● YOUR GOAL:
List all lines of the data that include the string "title".

··· AVAILABLE RECORDS

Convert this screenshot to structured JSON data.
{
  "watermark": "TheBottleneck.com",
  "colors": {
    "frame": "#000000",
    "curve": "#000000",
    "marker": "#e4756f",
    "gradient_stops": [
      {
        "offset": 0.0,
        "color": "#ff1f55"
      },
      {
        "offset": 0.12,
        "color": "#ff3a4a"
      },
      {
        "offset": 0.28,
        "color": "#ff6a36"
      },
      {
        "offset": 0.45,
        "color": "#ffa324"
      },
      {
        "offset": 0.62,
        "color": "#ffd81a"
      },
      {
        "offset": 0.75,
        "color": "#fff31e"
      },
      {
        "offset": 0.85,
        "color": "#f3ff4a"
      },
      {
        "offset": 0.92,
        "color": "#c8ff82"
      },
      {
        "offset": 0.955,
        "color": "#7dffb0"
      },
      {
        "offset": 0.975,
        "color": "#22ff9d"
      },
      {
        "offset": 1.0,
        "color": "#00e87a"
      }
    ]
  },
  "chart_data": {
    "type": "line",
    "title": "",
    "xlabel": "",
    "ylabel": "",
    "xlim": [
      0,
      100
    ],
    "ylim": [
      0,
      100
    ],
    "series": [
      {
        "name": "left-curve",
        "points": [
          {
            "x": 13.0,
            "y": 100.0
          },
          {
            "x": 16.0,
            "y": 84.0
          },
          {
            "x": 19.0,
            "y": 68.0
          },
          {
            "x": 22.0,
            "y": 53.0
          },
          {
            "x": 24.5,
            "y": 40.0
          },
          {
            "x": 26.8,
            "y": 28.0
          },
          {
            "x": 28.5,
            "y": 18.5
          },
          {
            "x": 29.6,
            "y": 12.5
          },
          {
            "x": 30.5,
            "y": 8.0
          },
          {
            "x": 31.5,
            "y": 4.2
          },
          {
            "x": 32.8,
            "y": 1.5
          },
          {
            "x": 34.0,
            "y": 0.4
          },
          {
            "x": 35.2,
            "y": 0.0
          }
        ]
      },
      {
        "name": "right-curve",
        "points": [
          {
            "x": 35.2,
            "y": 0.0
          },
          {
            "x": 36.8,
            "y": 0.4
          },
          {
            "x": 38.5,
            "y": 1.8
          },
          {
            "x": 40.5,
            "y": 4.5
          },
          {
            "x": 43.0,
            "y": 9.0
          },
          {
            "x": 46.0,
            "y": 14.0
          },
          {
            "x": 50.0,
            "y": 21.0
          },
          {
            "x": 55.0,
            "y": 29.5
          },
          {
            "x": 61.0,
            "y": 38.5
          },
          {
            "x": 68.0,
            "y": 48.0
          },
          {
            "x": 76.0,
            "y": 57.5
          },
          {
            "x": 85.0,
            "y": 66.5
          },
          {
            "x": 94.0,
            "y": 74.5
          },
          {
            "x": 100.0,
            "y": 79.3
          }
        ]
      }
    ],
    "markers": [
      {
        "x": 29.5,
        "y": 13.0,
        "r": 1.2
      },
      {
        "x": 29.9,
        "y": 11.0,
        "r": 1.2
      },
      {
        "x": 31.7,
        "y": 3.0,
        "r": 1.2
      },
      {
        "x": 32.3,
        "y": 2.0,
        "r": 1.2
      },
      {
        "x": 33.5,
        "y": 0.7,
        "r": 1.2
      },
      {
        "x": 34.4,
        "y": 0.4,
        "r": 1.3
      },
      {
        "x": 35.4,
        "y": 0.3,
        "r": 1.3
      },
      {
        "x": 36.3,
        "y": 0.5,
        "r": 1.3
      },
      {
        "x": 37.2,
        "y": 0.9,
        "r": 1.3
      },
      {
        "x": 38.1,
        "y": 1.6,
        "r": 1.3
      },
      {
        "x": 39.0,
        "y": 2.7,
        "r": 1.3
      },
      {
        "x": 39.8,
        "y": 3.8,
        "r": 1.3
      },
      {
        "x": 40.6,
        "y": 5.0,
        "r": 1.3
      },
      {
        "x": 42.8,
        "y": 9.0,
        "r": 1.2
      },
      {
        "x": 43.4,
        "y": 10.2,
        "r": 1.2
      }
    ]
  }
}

······
··· AVAILABLE RECORDS

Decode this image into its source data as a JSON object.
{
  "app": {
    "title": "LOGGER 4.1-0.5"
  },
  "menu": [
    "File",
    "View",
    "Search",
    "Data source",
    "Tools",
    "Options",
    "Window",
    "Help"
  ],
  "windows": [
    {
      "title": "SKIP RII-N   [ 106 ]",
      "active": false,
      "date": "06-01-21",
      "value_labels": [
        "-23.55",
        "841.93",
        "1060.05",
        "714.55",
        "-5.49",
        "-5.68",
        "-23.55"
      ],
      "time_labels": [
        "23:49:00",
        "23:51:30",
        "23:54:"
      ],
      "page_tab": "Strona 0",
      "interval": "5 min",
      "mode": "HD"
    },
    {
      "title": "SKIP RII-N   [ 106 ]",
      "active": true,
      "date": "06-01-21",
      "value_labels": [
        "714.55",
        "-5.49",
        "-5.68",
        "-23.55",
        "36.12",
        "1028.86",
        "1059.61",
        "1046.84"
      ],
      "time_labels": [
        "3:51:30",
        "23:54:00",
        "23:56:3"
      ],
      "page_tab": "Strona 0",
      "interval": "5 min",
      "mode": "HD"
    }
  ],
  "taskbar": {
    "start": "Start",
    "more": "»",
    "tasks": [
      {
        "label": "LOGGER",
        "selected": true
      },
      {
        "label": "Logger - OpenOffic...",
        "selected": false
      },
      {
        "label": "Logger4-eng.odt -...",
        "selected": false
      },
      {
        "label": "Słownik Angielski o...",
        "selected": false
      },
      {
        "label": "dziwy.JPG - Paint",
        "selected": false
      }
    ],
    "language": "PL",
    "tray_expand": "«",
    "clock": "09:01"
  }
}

······

● FULL SOLUTION:
    "title": "",
    "title": "LOGGER 4.1-0.5"
      "title": "SKIP RII-N   [ 106 ]",
      "title": "SKIP RII-N   [ 106 ]",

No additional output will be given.